▸ Exercise description
Search the records for "Daily" and copy each line that holds it.

▸ Excerpted records
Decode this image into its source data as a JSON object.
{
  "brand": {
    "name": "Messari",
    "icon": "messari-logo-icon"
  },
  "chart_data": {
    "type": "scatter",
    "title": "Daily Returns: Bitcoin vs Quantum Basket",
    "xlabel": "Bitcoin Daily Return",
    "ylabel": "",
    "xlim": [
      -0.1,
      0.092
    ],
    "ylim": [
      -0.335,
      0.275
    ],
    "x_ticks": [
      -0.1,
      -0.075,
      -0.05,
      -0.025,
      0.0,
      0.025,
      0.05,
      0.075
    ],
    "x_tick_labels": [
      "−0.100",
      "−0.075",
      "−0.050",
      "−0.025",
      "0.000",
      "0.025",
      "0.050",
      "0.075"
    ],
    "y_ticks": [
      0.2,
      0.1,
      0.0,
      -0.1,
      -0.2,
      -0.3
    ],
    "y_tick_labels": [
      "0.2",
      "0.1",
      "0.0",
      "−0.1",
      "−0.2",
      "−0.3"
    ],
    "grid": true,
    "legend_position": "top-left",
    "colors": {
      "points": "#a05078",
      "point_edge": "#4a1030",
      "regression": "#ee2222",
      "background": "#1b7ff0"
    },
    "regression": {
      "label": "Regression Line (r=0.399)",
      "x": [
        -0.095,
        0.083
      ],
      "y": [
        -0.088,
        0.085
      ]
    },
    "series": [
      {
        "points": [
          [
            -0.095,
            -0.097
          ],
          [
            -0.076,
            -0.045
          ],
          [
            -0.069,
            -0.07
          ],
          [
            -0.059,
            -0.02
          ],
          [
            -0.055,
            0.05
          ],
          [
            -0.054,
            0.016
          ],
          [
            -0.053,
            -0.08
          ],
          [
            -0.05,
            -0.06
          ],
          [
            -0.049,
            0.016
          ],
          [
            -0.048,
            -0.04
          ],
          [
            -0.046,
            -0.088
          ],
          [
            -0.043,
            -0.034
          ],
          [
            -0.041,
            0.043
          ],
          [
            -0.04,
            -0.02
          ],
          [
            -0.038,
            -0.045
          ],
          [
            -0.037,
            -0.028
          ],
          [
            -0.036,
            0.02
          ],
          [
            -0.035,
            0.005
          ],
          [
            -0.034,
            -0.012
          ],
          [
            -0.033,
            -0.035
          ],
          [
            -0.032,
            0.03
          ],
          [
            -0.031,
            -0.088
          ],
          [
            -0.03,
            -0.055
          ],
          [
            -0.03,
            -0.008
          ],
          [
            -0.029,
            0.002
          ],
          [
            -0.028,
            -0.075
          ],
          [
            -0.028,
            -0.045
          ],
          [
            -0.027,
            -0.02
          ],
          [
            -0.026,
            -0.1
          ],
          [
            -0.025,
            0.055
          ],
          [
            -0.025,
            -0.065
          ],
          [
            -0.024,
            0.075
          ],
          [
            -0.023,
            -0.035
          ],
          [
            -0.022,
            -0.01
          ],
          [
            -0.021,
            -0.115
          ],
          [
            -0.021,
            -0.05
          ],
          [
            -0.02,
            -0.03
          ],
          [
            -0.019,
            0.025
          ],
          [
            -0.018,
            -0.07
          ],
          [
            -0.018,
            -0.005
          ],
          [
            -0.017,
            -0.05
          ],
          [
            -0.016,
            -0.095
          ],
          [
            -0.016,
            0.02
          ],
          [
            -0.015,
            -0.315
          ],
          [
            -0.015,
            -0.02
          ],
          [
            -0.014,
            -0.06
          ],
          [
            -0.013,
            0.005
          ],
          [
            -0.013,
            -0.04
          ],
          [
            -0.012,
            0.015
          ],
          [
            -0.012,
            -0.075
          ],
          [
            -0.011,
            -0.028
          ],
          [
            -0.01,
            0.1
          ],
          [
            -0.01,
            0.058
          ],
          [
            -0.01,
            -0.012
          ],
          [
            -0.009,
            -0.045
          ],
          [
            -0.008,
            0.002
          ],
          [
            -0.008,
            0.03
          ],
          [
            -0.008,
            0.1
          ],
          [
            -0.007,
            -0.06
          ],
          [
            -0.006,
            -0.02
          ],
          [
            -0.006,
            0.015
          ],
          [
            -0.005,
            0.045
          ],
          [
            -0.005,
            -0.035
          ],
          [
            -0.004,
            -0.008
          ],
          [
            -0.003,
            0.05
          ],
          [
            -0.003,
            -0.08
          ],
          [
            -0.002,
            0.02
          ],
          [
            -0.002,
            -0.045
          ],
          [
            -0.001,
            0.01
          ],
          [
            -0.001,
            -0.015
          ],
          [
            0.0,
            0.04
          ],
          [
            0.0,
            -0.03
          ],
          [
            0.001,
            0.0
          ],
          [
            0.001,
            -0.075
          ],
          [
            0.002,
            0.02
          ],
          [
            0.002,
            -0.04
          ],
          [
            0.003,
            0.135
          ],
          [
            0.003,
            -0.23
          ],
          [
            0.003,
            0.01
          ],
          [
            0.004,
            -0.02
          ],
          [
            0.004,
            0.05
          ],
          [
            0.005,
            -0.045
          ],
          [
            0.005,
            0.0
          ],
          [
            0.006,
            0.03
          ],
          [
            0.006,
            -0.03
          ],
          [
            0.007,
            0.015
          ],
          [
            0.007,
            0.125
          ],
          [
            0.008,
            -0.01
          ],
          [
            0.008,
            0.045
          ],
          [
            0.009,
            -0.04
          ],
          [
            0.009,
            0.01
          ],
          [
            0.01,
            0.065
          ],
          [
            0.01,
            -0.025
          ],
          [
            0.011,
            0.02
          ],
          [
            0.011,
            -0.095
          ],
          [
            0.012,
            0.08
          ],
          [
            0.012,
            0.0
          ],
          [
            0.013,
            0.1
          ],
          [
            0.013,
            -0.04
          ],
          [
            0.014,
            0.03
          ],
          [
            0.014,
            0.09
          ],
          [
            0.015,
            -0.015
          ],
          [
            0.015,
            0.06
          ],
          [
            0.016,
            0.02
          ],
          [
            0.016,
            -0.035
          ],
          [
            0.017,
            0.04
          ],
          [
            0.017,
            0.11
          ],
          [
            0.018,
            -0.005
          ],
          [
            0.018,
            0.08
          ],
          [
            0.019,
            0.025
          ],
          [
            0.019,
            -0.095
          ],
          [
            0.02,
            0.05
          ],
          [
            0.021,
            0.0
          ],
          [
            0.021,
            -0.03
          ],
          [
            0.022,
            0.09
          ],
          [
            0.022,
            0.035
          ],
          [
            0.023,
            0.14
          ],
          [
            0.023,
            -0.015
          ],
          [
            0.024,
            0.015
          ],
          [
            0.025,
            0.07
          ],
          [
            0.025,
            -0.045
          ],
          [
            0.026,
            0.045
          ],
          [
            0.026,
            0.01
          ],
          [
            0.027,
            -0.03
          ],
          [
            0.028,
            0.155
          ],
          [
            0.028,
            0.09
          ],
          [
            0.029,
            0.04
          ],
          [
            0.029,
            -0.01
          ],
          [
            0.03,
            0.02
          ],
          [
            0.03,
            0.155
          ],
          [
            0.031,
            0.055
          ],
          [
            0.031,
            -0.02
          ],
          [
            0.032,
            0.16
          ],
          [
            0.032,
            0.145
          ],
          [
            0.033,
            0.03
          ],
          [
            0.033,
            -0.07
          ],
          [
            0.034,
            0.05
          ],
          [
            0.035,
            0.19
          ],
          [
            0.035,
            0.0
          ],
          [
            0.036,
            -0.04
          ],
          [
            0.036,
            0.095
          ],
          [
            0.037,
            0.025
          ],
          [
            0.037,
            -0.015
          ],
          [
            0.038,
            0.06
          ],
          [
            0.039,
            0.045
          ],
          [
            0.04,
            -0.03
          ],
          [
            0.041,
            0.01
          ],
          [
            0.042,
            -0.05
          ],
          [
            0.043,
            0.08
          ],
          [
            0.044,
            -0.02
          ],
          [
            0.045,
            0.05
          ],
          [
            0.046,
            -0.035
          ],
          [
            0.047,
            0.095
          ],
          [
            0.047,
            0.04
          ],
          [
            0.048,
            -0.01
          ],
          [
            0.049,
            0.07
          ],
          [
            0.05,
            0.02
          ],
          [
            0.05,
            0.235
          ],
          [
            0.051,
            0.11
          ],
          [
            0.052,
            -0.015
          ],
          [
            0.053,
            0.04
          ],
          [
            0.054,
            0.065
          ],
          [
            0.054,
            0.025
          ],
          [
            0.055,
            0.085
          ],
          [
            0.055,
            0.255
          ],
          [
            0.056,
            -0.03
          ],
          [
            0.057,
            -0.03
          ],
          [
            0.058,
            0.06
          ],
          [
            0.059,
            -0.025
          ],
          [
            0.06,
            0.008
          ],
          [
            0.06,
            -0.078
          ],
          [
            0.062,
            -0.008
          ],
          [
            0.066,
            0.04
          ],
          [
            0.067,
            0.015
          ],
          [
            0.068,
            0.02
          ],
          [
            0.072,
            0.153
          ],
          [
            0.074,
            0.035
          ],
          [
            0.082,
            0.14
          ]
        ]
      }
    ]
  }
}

▸ Solution below
    "title": "Daily Returns: Bitcoin vs Quantum Basket",
    "xlabel": "Bitcoin Daily Return",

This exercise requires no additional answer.